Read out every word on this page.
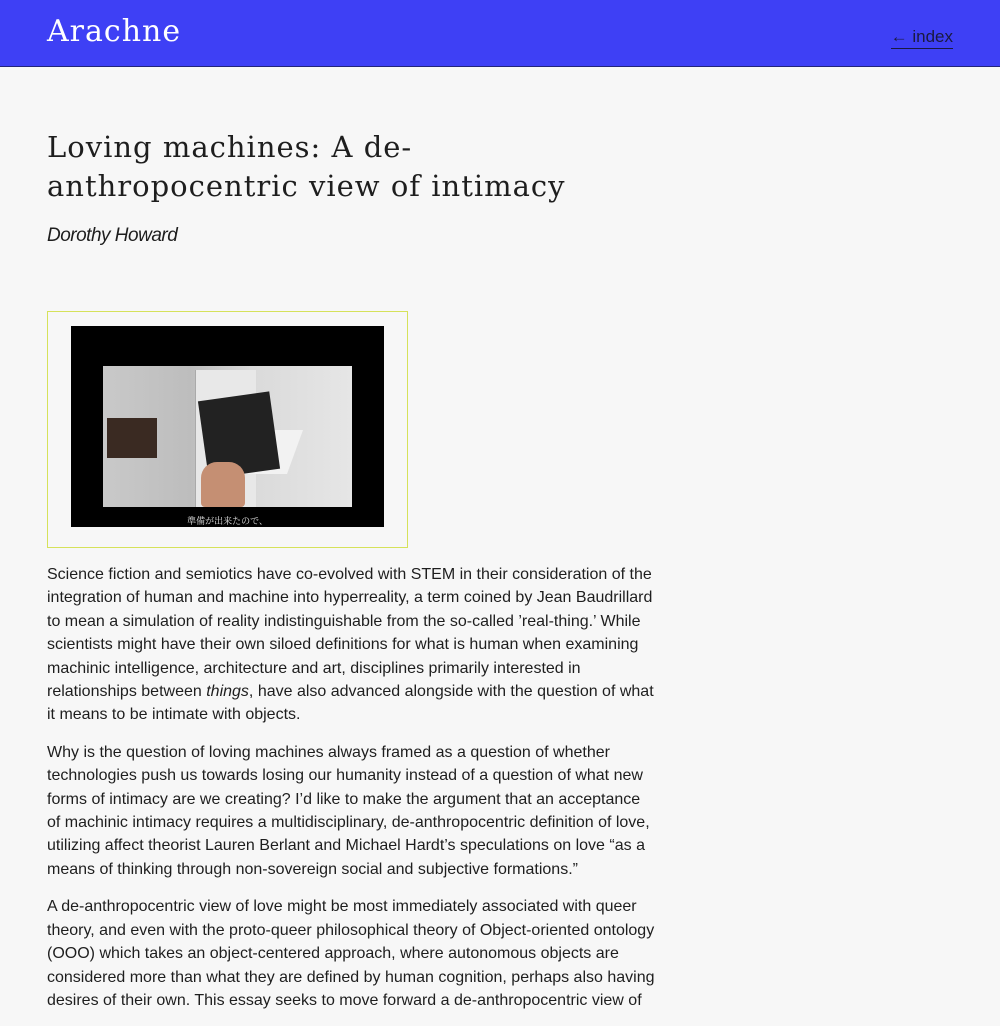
Arachne	← index
Loving machines: A de-anthropocentric view of intimacy

Dorothy Howard

準備が出来たので、

Science fiction and semiotics have co-evolved with STEM in their consideration of the integration of human and machine into hyperreality, a term coined by Jean Baudrillard to mean a simulation of reality indistinguishable from the so-called ’real-thing.’ While scientists might have their own siloed definitions for what is human when examining machinic intelligence, architecture and art, disciplines primarily interested in relationships between things, have also advanced alongside with the question of what it means to be intimate with objects.

Why is the question of loving machines always framed as a question of whether technologies push us towards losing our humanity instead of a question of what new forms of intimacy are we creating? I’d like to make the argument that an acceptance of machinic intimacy requires a multidisciplinary, de-anthropocentric definition of love, utilizing affect theorist Lauren Berlant and Michael Hardt’s speculations on love “as a means of thinking through non-sovereign social and subjective formations.”

A de-anthropocentric view of love might be most immediately associated with queer theory, and even with the proto-queer philosophical theory of Object-oriented ontology (OOO) which takes an object-centered approach, where autonomous objects are considered more than what they are defined by human cognition, perhaps also having desires of their own. This essay seeks to move forward a de-anthropocentric view of
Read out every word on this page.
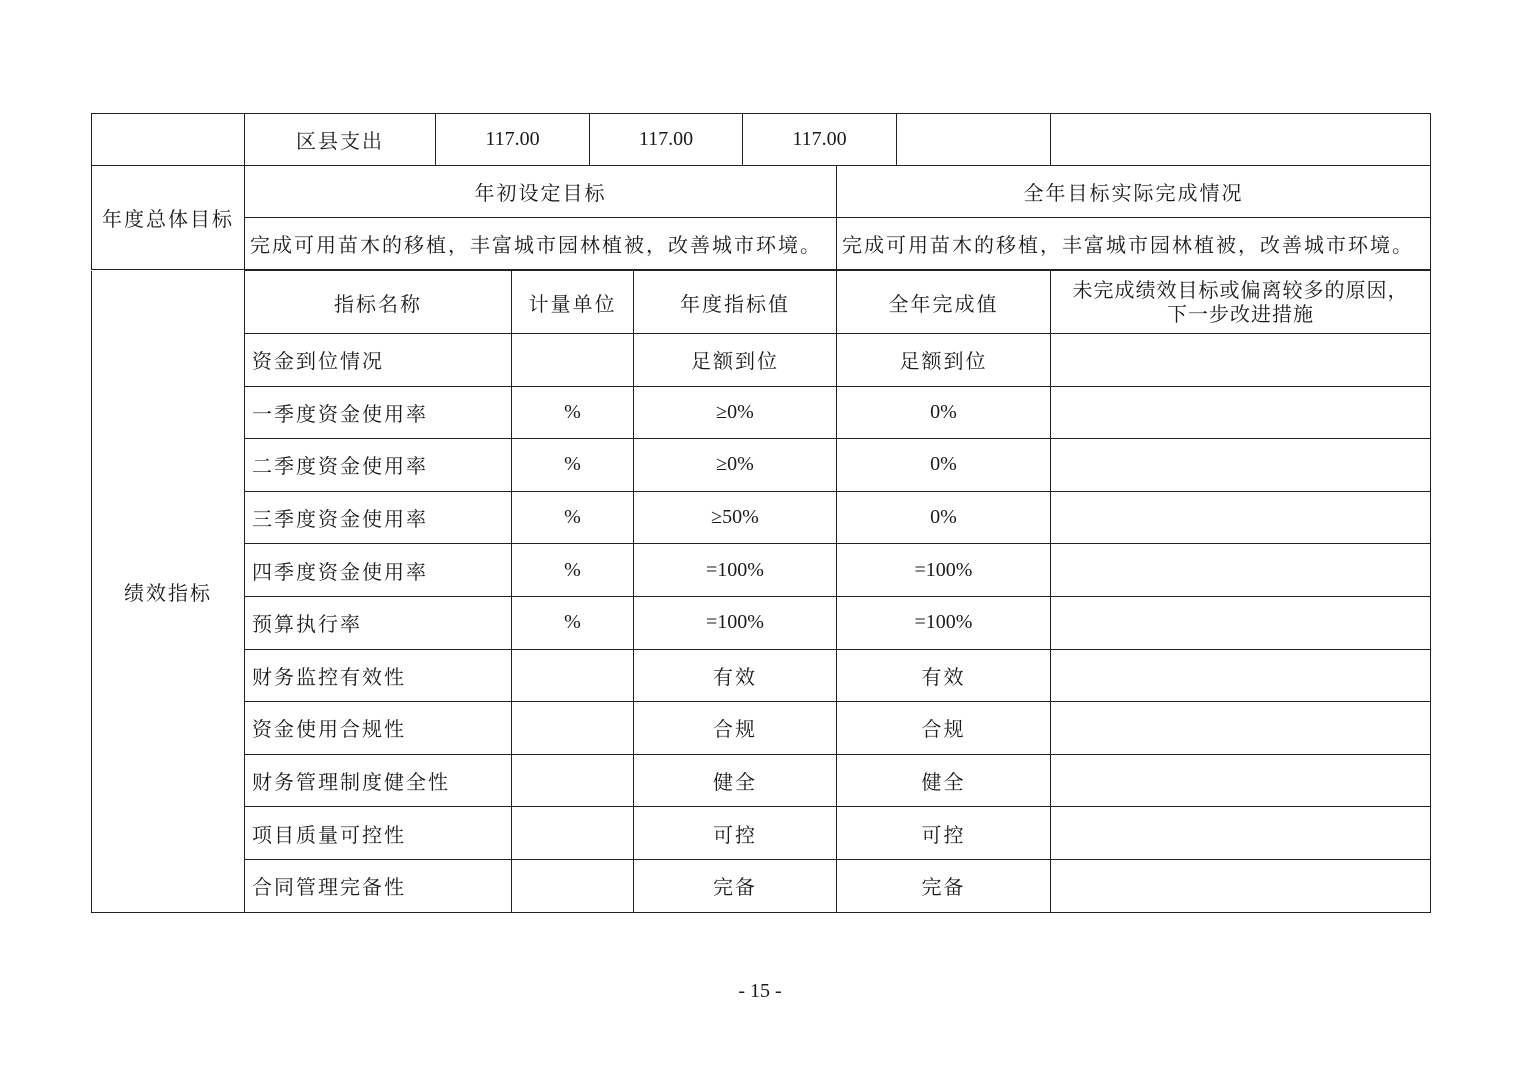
	区县支出	117.00	117.00	117.00			
年度总体目标	年初设定目标				全年目标实际完成情况		
	完成可用苗木的移植，丰富城市园林植被，改善城市环境。				完成可用苗木的移植，丰富城市园林植被，改善城市环境。		
绩效指标	指标名称	计量单位	年度指标值	全年完成值	未完成绩效目标或偏离较多的原因，
下一步改进措施

	资金到位情况		足额到位	足额到位	
	一季度资金使用率	%	≥0%	0%	
	二季度资金使用率	%	≥0%	0%	
	三季度资金使用率	%	≥50%	0%	
	四季度资金使用率	%	=100%	=100%	
	预算执行率	%	=100%	=100%	
	财务监控有效性		有效	有效	
	资金使用合规性		合规	合规	
	财务管理制度健全性		健全	健全	
	项目质量可控性		可控	可控	
	合同管理完备性		完备	完备	
- 15 -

■ WHAT TO WORK ON ■
Copy out all of the data word for word. Do not carry over any picture.

■ SOLUTION FOR THIS EXERCISE ■
Read out every word on this page.
Arachne	← index
Loving machines: A de-anthropocentric view of intimacy

Dorothy Howard

準備が出来たので、

Science fiction and semiotics have co-evolved with STEM in their consideration of the integration of human and machine into hyperreality, a term coined by Jean Baudrillard to mean a simulation of reality indistinguishable from the so-called ’real-thing.’ While scientists might have their own siloed definitions for what is human when examining machinic intelligence, architecture and art, disciplines primarily interested in relationships between things, have also advanced alongside with the question of what it means to be intimate with objects.

Why is the question of loving machines always framed as a question of whether technologies push us towards losing our humanity instead of a question of what new forms of intimacy are we creating? I’d like to make the argument that an acceptance of machinic intimacy requires a multidisciplinary, de-anthropocentric definition of love, utilizing affect theorist Lauren Berlant and Michael Hardt’s speculations on love “as a means of thinking through non-sovereign social and subjective formations.”

A de-anthropocentric view of love might be most immediately associated with queer theory, and even with the proto-queer philosophical theory of Object-oriented ontology (OOO) which takes an object-centered approach, where autonomous objects are considered more than what they are defined by human cognition, perhaps also having desires of their own. This essay seeks to move forward a de-anthropocentric view of
Read out every word on this page.
	区县支出	117.00	117.00	117.00			
年度总体目标	年初设定目标				全年目标实际完成情况		
	完成可用苗木的移植，丰富城市园林植被，改善城市环境。				完成可用苗木的移植，丰富城市园林植被，改善城市环境。		
绩效指标	指标名称	计量单位	年度指标值	全年完成值	未完成绩效目标或偏离较多的原因，
下一步改进措施

	资金到位情况		足额到位	足额到位	
	一季度资金使用率	%	≥0%	0%	
	二季度资金使用率	%	≥0%	0%	
	三季度资金使用率	%	≥50%	0%	
	四季度资金使用率	%	=100%	=100%	
	预算执行率	%	=100%	=100%	
	财务监控有效性		有效	有效	
	资金使用合规性		合规	合规	
	财务管理制度健全性		健全	健全	
	项目质量可控性		可控	可控	
	合同管理完备性		完备	完备	
- 15 -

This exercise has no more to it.